- WHAT IS REQUIRED -
Lay out every line of the entries below as a JSON list of strings, one string per line, leaving out any blank lines.

- RECORDS FOR THE TASK -
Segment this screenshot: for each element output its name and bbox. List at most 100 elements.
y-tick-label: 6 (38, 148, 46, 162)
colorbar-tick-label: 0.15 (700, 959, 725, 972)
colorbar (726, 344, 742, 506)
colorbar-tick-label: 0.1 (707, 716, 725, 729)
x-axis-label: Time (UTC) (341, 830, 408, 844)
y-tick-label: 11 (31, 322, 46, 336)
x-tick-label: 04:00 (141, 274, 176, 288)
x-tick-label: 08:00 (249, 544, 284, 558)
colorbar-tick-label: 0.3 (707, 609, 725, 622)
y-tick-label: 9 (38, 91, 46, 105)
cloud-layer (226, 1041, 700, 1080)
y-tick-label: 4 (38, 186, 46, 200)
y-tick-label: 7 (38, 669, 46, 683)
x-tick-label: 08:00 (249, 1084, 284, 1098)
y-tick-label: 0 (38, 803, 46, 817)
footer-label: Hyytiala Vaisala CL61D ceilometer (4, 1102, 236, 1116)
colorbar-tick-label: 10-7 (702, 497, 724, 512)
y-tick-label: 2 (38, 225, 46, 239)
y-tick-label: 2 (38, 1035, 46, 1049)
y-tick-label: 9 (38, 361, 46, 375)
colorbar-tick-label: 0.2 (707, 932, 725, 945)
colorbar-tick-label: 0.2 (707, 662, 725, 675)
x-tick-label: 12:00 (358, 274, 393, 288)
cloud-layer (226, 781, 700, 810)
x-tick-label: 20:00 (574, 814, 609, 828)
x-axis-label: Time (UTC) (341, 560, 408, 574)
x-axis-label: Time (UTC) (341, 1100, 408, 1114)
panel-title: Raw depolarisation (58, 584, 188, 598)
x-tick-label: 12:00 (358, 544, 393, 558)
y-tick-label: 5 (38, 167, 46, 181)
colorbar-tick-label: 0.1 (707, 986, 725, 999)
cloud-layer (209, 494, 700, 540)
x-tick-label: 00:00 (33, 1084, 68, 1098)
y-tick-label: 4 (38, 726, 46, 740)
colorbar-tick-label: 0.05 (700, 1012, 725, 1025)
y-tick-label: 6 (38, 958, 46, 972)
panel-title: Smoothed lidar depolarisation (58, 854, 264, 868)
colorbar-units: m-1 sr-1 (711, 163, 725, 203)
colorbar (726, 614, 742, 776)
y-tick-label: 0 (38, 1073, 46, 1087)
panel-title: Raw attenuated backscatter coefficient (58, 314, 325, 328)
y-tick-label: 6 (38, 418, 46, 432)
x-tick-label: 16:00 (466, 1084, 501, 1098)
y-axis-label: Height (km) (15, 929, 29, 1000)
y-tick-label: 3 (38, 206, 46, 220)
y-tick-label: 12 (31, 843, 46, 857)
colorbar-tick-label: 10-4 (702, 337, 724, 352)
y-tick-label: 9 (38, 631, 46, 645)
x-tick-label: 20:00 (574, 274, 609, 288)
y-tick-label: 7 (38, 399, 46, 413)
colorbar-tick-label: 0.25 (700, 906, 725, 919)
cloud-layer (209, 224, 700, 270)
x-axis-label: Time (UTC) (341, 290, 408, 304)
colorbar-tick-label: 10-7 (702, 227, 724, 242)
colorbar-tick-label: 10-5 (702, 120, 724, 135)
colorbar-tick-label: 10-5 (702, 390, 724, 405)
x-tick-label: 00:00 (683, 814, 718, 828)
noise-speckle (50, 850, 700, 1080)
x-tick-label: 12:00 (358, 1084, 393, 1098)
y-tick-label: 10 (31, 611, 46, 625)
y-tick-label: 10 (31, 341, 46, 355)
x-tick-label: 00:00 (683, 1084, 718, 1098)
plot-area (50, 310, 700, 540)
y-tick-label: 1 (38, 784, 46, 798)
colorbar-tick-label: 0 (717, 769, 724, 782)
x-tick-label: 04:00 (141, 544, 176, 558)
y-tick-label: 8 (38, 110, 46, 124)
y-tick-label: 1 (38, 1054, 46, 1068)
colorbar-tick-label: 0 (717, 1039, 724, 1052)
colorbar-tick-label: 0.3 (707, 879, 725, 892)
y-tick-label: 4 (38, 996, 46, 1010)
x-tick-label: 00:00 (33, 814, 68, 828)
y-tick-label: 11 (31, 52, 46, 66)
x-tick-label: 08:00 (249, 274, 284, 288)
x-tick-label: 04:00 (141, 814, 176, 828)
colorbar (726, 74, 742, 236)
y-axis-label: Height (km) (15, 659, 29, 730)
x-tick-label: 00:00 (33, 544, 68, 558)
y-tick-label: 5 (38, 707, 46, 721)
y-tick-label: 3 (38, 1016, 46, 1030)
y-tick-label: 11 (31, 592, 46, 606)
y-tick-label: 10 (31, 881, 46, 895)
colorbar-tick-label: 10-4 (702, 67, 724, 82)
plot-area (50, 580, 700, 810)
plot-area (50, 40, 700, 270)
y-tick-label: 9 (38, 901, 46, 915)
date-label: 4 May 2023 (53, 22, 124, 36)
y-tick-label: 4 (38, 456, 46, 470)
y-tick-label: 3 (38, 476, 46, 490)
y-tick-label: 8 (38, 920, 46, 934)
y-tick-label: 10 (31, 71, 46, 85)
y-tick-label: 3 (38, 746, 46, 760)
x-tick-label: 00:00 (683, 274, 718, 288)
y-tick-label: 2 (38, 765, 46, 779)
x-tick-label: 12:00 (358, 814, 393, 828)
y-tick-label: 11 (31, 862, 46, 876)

- ANSWER FOR THIS EXERCISE -
[
  "Segment this screenshot: for each element output its name and bbox. List at most 100 elements.",
  "y-tick-label: 6 (38, 148, 46, 162)",
  "colorbar-tick-label: 0.15 (700, 959, 725, 972)",
  "colorbar (726, 344, 742, 506)",
  "colorbar-tick-label: 0.1 (707, 716, 725, 729)",
  "x-axis-label: Time (UTC) (341, 830, 408, 844)",
  "y-tick-label: 11 (31, 322, 46, 336)",
  "x-tick-label: 04:00 (141, 274, 176, 288)",
  "x-tick-label: 08:00 (249, 544, 284, 558)",
  "colorbar-tick-label: 0.3 (707, 609, 725, 622)",
  "y-tick-label: 9 (38, 91, 46, 105)",
  "cloud-layer (226, 1041, 700, 1080)",
  "y-tick-label: 4 (38, 186, 46, 200)",
  "y-tick-label: 7 (38, 669, 46, 683)",
  "x-tick-label: 08:00 (249, 1084, 284, 1098)",
  "y-tick-label: 0 (38, 803, 46, 817)",
  "footer-label: Hyytiala Vaisala CL61D ceilometer (4, 1102, 236, 1116)",
  "colorbar-tick-label: 10-7 (702, 497, 724, 512)",
  "y-tick-label: 2 (38, 225, 46, 239)",
  "y-tick-label: 2 (38, 1035, 46, 1049)",
  "y-tick-label: 9 (38, 361, 46, 375)",
  "colorbar-tick-label: 0.2 (707, 932, 725, 945)",
  "colorbar-tick-label: 0.2 (707, 662, 725, 675)",
  "x-tick-label: 12:00 (358, 274, 393, 288)",
  "cloud-layer (226, 781, 700, 810)",
  "x-tick-label: 20:00 (574, 814, 609, 828)",
  "x-axis-label: Time (UTC) (341, 560, 408, 574)",
  "x-axis-label: Time (UTC) (341, 1100, 408, 1114)",
  "panel-title: Raw depolarisation (58, 584, 188, 598)",
  "x-tick-label: 12:00 (358, 544, 393, 558)",
  "y-tick-label: 5 (38, 167, 46, 181)",
  "colorbar-tick-label: 0.1 (707, 986, 725, 999)",
  "cloud-layer (209, 494, 700, 540)",
  "x-tick-label: 00:00 (33, 1084, 68, 1098)",
  "y-tick-label: 4 (38, 726, 46, 740)",
  "colorbar-tick-label: 0.05 (700, 1012, 725, 1025)",
  "y-tick-label: 6 (38, 958, 46, 972)",
  "panel-title: Smoothed lidar depolarisation (58, 854, 264, 868)",
  "colorbar-units: m-1 sr-1 (711, 163, 725, 203)",
  "colorbar (726, 614, 742, 776)",
  "y-tick-label: 0 (38, 1073, 46, 1087)",
  "panel-title: Raw attenuated backscatter coefficient (58, 314, 325, 328)",
  "y-tick-label: 6 (38, 418, 46, 432)",
  "x-tick-label: 16:00 (466, 1084, 501, 1098)",
  "y-axis-label: Height (km) (15, 929, 29, 1000)",
  "y-tick-label: 3 (38, 206, 46, 220)",
  "y-tick-label: 12 (31, 843, 46, 857)",
  "colorbar-tick-label: 10-4 (702, 337, 724, 352)",
  "y-tick-label: 9 (38, 631, 46, 645)",
  "x-tick-label: 20:00 (574, 274, 609, 288)",
  "y-tick-label: 7 (38, 399, 46, 413)",
  "colorbar-tick-label: 0.25 (700, 906, 725, 919)",
  "cloud-layer (209, 224, 700, 270)",
  "x-axis-label: Time (UTC) (341, 290, 408, 304)",
  "colorbar-tick-label: 10-7 (702, 227, 724, 242)",
  "colorbar-tick-label: 10-5 (702, 120, 724, 135)",
  "colorbar-tick-label: 10-5 (702, 390, 724, 405)",
  "x-tick-label: 00:00 (683, 814, 718, 828)",
  "noise-speckle (50, 850, 700, 1080)",
  "x-tick-label: 12:00 (358, 1084, 393, 1098)",
  "y-tick-label: 10 (31, 611, 46, 625)",
  "y-tick-label: 10 (31, 341, 46, 355)",
  "x-tick-label: 00:00 (683, 1084, 718, 1098)",
  "plot-area (50, 310, 700, 540)",
  "y-tick-label: 1 (38, 784, 46, 798)",
  "colorbar-tick-label: 0 (717, 769, 724, 782)",
  "x-tick-label: 04:00 (141, 544, 176, 558)",
  "y-tick-label: 8 (38, 110, 46, 124)",
  "y-tick-label: 1 (38, 1054, 46, 1068)",
  "colorbar-tick-label: 0 (717, 1039, 724, 1052)",
  "colorbar-tick-label: 0.3 (707, 879, 725, 892)",
  "y-tick-label: 4 (38, 996, 46, 1010)",
  "x-tick-label: 00:00 (33, 814, 68, 828)",
  "y-tick-label: 11 (31, 52, 46, 66)",
  "x-tick-label: 08:00 (249, 274, 284, 288)",
  "x-tick-label: 04:00 (141, 814, 176, 828)",
  "colorbar (726, 74, 742, 236)",
  "y-axis-label: Height (km) (15, 659, 29, 730)",
  "x-tick-label: 00:00 (33, 544, 68, 558)",
  "y-tick-label: 5 (38, 707, 46, 721)",
  "y-tick-label: 3 (38, 1016, 46, 1030)",
  "y-tick-label: 11 (31, 592, 46, 606)",
  "y-tick-label: 10 (31, 881, 46, 895)",
  "colorbar-tick-label: 10-4 (702, 67, 724, 82)",
  "plot-area (50, 580, 700, 810)",
  "plot-area (50, 40, 700, 270)",
  "y-tick-label: 9 (38, 901, 46, 915)",
  "date-label: 4 May 2023 (53, 22, 124, 36)",
  "y-tick-label: 4 (38, 456, 46, 470)",
  "y-tick-label: 3 (38, 476, 46, 490)",
  "y-tick-label: 8 (38, 920, 46, 934)",
  "y-tick-label: 10 (31, 71, 46, 85)",
  "y-tick-label: 3 (38, 746, 46, 760)",
  "x-tick-label: 00:00 (683, 274, 718, 288)",
  "y-tick-label: 2 (38, 765, 46, 779)",
  "x-tick-label: 12:00 (358, 814, 393, 828)",
  "y-tick-label: 11 (31, 862, 46, 876)"
]